**Extrait du texte:**

__________

Une vue d'ensemble rapide sur l'apport du paganisme à l'art chrétien primitif nous montre que ce sont presque exclusivement des images du Christ présenté soit comme sauveur soit, à partir du 4ème siècle, comme triomphant, qui ont été représentées, et cela dans le langage imagé familier au monde païen depuis l'Antiquité; mais l'ornementation des basiliques chrétiennes, qui ont été construites un peu partout dans l'Empire romain à partir de Constantin, ne s'est pas limitée à des images du Christ ou à la représentation des miracles accomplis par celui-ci, comme nous avons pu le voir pour le baptistère de Doura-Europos.

__________

**Lignes de données:**

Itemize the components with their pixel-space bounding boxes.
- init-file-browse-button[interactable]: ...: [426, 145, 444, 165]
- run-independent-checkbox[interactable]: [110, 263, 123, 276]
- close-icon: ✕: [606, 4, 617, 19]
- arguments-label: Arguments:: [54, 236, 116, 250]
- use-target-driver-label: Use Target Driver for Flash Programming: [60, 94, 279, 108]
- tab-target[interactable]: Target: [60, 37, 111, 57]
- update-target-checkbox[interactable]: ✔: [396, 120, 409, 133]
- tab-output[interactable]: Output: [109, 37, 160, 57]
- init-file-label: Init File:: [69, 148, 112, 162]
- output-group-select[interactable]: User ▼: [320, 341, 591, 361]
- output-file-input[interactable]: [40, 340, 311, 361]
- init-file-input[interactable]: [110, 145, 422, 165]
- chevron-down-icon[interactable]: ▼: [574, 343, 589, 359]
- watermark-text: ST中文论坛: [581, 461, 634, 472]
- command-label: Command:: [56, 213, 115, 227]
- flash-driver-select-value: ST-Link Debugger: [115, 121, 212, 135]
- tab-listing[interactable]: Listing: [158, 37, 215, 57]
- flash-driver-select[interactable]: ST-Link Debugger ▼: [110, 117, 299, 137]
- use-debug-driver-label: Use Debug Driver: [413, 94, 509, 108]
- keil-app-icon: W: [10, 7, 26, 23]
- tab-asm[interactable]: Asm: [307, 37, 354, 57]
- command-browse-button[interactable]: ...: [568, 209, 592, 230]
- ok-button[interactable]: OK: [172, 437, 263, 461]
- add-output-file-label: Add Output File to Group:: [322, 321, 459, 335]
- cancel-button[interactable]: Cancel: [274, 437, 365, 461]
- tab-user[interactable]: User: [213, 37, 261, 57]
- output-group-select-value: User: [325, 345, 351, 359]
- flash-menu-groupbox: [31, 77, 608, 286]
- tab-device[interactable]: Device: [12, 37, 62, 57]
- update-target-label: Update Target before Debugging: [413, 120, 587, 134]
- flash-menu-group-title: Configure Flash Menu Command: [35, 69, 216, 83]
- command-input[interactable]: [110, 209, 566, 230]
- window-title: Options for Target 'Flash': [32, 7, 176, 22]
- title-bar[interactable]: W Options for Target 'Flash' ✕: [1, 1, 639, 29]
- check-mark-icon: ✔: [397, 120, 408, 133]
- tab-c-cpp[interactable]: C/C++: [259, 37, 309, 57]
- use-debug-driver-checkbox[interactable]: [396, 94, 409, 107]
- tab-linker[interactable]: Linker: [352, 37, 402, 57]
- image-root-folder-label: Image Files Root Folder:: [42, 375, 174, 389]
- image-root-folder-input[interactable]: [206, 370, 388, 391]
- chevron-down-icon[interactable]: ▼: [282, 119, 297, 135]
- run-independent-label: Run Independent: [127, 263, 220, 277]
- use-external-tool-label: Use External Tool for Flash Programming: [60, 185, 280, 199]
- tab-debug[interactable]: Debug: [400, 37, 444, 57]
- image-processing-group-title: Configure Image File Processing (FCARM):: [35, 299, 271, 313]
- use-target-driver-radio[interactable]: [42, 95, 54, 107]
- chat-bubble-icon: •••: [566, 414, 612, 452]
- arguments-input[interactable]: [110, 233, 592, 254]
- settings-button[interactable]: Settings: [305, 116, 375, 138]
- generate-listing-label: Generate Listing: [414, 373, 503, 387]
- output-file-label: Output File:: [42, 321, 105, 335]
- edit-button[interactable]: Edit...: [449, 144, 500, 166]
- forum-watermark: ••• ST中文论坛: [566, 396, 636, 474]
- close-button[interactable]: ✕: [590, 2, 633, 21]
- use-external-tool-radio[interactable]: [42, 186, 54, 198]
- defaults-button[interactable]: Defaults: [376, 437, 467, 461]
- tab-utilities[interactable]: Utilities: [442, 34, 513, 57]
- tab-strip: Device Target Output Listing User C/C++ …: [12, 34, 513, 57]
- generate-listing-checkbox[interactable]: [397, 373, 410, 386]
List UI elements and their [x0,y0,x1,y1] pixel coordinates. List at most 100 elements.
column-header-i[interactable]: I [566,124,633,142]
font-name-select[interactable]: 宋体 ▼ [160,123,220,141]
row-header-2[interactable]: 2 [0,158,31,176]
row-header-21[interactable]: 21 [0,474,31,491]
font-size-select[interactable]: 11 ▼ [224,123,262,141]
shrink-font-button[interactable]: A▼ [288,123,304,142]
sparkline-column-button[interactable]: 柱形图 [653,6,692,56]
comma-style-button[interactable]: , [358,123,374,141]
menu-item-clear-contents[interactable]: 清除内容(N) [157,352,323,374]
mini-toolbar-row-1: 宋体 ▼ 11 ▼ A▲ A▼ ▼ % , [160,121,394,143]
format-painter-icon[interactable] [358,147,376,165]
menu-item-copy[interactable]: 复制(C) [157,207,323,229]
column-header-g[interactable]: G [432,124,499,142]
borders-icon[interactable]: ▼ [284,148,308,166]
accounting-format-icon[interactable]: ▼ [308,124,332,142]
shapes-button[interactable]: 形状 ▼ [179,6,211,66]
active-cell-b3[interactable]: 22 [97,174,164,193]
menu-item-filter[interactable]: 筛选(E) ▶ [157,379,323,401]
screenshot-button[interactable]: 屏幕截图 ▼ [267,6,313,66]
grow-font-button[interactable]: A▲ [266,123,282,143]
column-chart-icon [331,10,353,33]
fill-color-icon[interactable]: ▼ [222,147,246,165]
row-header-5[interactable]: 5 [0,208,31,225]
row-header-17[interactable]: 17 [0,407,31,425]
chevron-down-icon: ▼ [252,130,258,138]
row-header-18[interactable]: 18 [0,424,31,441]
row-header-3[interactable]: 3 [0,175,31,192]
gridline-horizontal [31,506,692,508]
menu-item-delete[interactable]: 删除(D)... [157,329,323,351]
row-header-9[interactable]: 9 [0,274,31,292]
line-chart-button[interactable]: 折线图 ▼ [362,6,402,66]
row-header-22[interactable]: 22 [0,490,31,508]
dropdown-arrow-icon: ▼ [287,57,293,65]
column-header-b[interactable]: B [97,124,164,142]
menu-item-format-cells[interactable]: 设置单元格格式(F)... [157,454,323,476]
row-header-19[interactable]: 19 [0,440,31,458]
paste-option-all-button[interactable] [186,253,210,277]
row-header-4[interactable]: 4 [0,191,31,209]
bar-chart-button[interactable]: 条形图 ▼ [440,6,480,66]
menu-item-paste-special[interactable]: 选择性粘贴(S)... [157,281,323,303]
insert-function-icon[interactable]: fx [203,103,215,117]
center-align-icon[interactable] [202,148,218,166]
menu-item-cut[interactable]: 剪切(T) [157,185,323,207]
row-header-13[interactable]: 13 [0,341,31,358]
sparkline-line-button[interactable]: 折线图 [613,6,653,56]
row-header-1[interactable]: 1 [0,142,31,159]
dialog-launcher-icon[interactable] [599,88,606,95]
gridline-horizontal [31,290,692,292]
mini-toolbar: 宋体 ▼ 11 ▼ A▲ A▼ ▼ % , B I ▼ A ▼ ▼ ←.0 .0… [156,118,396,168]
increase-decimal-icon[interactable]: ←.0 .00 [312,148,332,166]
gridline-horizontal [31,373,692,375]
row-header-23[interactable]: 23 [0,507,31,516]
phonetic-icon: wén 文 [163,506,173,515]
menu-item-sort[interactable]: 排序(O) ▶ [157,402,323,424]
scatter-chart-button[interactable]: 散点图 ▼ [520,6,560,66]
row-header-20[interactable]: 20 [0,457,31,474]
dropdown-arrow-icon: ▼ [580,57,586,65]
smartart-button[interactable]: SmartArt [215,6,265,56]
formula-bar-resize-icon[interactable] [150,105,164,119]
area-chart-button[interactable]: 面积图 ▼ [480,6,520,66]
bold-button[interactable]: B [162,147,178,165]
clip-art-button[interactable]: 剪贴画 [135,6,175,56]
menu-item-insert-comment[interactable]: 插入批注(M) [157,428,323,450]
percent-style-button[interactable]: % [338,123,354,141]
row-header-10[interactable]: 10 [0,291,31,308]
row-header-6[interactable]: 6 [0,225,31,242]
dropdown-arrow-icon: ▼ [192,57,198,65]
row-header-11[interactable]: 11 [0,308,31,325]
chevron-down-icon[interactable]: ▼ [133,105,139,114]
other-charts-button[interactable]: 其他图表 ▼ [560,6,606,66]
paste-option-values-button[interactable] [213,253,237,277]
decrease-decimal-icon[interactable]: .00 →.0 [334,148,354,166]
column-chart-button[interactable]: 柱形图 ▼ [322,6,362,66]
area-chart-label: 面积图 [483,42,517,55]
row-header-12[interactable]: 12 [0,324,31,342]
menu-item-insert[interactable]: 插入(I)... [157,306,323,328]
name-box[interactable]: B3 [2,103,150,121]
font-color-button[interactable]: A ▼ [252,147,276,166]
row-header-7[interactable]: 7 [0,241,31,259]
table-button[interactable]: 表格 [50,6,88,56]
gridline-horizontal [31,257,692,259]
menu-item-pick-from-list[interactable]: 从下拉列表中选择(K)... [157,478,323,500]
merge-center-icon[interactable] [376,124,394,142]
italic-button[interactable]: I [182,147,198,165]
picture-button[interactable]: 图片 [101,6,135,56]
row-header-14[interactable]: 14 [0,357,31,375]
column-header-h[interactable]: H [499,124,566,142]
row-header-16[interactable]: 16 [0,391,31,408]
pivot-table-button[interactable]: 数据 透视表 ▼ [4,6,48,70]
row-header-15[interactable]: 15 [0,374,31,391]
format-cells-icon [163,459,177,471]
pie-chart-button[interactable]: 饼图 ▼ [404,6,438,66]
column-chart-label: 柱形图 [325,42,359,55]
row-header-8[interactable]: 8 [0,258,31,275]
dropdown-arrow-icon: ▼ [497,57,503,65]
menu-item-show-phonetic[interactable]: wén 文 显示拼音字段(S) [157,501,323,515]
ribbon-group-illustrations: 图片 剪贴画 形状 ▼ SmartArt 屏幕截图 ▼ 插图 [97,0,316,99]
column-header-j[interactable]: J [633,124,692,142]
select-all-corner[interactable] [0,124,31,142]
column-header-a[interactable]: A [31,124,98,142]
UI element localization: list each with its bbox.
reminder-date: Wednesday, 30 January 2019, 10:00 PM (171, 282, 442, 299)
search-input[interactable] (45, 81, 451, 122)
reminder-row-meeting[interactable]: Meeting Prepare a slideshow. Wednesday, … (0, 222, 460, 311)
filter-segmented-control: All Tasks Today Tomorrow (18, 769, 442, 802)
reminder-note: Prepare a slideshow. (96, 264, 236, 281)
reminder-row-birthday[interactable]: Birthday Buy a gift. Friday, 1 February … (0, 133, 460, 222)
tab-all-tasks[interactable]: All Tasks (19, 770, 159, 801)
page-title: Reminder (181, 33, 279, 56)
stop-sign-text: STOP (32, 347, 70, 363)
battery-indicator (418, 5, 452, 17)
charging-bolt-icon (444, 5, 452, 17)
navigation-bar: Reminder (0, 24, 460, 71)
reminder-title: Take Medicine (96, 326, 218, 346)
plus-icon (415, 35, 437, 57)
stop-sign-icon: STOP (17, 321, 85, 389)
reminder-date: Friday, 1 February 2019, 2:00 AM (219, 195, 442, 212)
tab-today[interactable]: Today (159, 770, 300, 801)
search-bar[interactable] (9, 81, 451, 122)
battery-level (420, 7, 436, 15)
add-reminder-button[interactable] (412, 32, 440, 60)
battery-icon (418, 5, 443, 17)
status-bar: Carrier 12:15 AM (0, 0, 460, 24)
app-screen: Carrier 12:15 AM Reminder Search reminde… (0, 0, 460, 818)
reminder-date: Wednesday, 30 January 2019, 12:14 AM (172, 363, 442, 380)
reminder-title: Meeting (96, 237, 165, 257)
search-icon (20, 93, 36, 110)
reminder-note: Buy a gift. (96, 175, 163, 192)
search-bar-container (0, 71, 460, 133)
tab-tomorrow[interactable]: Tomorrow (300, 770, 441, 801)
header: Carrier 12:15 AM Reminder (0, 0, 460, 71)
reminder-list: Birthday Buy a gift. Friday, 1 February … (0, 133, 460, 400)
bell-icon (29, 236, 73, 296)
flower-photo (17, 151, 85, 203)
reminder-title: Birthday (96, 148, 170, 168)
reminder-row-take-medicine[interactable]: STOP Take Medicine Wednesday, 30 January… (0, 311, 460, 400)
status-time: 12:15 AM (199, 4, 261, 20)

__________

**Objectif de l'exercice:** Mettez à jour le passage du texte sur l'art chrétien primitif qui va de "Une vue d'ensemble" jusqu'à "baptistère de Doura-Europos.", en remplaçant "basiliques" par "églises". Les items n'interviennent en rien ici.

**Réponse attendue:**
Une vue d'ensemble rapide sur l'apport du paganisme à l'art chrétien primitif nous montre que ce sont presque exclusivement des images du Christ présenté soit comme sauveur soit, à partir du 4ème siècle, comme triomphant, qui ont été représentées, et cela dans le langage imagé familier au monde païen depuis l'Antiquité; mais l'ornementation des églises chrétiennes, qui ont été construites un peu partout dans l'Empire romain à partir de Constantin, ne s'est pas limitée à des images du Christ ou à la représentation des miracles accomplis par celui-ci, comme nous avons pu le voir pour le baptistère de Doura-Europos.